** BEGIN Provided records **

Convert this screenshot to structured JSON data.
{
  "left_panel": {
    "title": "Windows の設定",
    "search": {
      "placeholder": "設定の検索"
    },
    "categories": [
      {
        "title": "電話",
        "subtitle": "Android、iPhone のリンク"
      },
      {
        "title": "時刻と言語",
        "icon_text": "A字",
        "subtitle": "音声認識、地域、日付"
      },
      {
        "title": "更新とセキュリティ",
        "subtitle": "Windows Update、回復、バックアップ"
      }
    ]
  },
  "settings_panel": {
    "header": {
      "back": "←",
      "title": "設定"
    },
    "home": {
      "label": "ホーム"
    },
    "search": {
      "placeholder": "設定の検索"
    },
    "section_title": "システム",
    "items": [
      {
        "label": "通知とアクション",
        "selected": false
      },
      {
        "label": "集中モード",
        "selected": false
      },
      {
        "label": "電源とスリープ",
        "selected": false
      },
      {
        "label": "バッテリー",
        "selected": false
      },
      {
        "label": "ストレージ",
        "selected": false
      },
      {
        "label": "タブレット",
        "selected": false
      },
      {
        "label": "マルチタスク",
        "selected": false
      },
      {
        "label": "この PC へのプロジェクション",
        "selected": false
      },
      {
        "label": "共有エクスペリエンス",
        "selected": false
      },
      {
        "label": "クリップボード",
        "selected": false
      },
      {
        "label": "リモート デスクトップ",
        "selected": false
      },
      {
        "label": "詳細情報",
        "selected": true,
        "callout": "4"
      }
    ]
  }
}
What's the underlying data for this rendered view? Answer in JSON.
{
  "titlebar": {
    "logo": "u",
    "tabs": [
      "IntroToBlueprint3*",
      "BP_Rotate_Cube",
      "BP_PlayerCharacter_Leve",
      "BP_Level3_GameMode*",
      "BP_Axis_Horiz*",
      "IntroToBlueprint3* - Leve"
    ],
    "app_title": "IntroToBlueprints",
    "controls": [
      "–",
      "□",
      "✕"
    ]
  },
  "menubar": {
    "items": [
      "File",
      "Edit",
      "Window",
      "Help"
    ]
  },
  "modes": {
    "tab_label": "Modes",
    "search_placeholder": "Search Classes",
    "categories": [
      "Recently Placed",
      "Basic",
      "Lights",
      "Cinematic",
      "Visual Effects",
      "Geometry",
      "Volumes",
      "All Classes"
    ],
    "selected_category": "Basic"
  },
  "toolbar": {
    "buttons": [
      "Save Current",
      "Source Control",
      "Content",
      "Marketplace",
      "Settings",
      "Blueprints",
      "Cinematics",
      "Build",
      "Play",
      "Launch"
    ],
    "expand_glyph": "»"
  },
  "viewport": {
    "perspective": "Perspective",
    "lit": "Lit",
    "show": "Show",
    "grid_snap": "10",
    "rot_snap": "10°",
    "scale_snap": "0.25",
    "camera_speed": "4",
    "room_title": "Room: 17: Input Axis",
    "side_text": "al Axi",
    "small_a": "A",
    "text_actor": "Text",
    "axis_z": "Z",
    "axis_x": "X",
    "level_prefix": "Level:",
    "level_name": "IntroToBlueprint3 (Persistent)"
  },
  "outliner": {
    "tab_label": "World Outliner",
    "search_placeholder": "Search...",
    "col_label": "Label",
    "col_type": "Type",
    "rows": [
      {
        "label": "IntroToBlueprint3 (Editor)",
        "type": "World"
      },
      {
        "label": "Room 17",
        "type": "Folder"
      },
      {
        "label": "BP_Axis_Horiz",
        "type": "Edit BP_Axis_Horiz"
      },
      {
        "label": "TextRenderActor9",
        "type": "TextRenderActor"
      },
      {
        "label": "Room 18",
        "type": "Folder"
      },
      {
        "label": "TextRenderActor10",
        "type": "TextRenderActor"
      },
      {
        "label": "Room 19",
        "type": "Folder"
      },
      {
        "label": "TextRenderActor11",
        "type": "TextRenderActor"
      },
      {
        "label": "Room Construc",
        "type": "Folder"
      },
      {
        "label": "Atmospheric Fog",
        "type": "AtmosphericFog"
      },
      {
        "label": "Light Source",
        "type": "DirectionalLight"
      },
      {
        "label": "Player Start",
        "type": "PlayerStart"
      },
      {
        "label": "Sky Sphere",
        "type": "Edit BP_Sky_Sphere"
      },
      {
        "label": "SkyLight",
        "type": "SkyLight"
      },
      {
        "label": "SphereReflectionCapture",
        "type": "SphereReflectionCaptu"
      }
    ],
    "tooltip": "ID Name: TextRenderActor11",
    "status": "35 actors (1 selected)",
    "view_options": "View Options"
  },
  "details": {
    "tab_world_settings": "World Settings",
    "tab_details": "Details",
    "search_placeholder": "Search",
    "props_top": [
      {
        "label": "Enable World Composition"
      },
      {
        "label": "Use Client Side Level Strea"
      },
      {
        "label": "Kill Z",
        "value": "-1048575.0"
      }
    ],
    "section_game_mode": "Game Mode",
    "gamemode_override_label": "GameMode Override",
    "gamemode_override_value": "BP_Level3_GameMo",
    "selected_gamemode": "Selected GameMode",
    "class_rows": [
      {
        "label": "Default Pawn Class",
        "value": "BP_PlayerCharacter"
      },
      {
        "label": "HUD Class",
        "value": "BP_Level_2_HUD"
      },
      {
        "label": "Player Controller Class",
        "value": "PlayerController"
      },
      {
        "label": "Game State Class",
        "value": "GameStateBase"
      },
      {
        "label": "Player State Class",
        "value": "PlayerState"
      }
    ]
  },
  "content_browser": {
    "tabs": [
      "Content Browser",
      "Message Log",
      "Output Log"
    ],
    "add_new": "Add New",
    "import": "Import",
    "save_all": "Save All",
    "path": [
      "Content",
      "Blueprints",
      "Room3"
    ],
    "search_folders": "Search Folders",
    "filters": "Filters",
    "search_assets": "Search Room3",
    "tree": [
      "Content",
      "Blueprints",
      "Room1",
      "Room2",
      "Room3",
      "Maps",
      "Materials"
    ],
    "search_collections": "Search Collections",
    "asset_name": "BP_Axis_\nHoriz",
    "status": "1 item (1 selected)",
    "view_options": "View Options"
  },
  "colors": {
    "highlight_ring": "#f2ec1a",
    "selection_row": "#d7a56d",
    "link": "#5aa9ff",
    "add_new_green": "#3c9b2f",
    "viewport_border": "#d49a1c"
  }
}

** END Provided records **

• **Problem details**
Your answer should be a single number: the count of lines containing the word "Windows".

• **Answer in full**
2